----- Data lines
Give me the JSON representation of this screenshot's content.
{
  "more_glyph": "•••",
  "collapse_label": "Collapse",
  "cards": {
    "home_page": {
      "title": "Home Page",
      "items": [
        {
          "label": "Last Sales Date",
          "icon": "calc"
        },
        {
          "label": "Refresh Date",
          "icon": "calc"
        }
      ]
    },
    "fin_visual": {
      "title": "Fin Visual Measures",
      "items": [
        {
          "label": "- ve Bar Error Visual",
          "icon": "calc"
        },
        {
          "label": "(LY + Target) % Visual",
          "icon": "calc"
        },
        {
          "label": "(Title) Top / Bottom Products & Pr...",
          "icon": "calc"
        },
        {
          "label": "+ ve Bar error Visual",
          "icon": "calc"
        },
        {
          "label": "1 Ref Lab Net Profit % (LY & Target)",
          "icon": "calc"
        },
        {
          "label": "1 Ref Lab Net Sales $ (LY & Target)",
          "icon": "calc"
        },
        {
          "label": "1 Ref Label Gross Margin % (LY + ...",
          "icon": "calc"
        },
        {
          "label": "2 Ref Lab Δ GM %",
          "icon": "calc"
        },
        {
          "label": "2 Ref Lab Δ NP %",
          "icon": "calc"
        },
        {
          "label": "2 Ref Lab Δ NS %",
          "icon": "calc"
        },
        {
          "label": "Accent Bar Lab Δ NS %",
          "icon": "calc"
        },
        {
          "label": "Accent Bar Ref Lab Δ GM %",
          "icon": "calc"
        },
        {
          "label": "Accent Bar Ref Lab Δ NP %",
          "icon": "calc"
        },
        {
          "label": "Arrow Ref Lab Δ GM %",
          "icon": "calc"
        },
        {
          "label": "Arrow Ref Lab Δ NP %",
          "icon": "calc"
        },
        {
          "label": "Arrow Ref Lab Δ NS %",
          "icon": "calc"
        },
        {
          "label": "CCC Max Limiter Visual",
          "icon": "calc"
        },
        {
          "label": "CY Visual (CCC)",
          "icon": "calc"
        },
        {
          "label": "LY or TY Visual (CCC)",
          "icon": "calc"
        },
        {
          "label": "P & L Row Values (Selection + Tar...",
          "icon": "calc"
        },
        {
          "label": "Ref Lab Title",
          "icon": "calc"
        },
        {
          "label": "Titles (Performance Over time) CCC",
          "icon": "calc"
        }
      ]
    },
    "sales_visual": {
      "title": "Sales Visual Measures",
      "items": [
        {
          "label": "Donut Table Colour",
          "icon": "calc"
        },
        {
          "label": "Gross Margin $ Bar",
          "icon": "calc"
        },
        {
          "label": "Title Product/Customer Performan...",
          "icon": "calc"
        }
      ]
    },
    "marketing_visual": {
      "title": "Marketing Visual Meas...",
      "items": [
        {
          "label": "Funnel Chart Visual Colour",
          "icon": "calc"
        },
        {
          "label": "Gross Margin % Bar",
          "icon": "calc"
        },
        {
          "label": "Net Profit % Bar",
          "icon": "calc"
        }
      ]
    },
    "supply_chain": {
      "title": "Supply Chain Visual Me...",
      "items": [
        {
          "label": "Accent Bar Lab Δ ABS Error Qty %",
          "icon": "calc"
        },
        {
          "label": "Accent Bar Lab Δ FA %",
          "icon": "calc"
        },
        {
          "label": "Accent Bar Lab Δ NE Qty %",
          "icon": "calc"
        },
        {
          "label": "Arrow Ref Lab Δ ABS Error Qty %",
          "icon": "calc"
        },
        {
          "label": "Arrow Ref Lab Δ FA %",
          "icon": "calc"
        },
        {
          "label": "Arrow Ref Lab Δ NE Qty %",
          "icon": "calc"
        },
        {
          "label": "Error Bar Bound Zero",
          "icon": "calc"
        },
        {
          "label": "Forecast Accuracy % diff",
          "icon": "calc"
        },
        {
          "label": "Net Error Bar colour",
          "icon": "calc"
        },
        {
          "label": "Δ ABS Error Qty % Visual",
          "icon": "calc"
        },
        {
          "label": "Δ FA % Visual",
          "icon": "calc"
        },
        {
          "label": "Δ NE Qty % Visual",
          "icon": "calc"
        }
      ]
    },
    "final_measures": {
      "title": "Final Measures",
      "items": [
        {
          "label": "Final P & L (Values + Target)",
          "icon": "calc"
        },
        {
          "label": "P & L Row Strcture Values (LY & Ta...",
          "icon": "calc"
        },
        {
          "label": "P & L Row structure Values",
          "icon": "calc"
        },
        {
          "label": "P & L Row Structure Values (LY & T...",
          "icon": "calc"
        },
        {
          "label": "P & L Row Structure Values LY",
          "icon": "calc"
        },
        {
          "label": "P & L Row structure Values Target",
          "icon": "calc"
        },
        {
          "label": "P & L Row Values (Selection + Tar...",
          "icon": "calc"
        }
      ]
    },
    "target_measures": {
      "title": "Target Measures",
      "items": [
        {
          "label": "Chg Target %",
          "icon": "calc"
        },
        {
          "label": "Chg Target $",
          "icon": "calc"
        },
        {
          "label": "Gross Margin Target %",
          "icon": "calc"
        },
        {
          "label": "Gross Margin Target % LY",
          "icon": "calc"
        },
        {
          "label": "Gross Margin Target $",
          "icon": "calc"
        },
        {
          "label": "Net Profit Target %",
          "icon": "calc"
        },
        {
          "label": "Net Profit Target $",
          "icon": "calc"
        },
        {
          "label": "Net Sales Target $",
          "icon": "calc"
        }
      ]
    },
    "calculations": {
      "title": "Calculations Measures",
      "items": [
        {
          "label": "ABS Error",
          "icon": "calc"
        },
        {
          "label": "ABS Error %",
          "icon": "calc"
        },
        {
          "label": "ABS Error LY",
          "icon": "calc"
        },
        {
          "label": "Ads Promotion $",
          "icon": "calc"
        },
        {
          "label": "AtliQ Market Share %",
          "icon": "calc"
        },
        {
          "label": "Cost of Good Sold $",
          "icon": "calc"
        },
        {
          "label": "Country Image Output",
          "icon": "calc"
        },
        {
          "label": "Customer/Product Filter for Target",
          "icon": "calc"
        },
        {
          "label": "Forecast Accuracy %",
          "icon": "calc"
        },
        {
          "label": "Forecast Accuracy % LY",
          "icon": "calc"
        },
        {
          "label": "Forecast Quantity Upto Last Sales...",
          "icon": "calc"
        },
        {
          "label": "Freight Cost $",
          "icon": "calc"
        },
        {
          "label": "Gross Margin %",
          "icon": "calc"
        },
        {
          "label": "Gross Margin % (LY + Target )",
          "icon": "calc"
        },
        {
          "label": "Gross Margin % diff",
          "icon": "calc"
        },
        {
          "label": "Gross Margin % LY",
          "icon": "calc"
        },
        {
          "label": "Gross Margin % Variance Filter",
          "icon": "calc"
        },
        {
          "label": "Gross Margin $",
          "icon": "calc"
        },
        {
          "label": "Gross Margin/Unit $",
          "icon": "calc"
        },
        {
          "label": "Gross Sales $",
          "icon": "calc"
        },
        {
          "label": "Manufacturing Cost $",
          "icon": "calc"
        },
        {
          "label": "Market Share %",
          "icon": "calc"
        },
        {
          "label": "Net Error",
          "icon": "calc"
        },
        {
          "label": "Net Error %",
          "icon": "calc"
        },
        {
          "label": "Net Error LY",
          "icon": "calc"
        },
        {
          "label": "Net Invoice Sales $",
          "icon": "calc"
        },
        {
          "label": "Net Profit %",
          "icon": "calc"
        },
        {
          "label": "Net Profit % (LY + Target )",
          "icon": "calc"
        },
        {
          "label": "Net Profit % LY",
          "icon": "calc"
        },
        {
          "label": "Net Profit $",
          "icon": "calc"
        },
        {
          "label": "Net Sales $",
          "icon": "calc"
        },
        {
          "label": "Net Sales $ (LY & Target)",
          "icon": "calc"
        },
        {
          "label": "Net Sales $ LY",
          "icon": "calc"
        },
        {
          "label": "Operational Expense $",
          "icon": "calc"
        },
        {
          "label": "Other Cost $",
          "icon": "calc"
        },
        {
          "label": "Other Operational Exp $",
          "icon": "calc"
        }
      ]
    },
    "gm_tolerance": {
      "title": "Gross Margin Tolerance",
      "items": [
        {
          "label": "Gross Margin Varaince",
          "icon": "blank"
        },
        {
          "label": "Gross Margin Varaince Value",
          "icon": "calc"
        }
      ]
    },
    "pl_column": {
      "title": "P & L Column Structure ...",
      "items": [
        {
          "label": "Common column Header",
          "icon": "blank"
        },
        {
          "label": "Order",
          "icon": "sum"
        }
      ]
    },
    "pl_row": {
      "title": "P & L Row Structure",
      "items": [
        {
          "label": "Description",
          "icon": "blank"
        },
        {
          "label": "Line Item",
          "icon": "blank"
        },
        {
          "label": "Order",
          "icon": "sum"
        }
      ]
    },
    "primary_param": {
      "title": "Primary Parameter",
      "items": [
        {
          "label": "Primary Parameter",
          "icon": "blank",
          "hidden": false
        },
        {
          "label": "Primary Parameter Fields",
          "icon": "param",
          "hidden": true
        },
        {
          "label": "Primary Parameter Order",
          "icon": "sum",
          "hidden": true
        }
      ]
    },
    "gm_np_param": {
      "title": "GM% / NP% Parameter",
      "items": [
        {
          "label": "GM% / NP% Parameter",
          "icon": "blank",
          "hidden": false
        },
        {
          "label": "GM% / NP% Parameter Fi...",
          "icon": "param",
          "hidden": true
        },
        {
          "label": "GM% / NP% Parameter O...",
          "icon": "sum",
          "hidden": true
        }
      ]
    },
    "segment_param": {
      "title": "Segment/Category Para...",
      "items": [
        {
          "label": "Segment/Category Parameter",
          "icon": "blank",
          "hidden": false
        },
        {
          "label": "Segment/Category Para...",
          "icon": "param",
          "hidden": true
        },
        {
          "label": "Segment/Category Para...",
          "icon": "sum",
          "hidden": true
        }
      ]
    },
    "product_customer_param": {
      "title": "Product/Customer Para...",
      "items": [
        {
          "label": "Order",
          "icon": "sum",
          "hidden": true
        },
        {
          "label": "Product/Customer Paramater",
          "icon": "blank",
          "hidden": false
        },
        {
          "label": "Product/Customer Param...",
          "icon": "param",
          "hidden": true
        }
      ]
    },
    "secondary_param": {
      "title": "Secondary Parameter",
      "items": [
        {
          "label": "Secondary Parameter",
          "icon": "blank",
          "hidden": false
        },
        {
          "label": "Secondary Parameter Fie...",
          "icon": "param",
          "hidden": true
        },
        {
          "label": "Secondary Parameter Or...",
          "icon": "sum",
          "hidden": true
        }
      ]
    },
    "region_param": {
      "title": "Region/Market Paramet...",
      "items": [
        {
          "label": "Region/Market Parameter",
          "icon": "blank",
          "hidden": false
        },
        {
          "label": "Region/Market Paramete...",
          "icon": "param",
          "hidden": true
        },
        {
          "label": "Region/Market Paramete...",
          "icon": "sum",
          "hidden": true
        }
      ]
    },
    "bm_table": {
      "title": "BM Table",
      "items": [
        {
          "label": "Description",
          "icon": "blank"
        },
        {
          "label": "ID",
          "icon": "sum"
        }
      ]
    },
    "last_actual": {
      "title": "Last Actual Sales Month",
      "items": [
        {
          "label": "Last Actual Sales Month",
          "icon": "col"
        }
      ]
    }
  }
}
----------
State the count of lines above containing the string "Cost", and add nothing to it.

The response —
4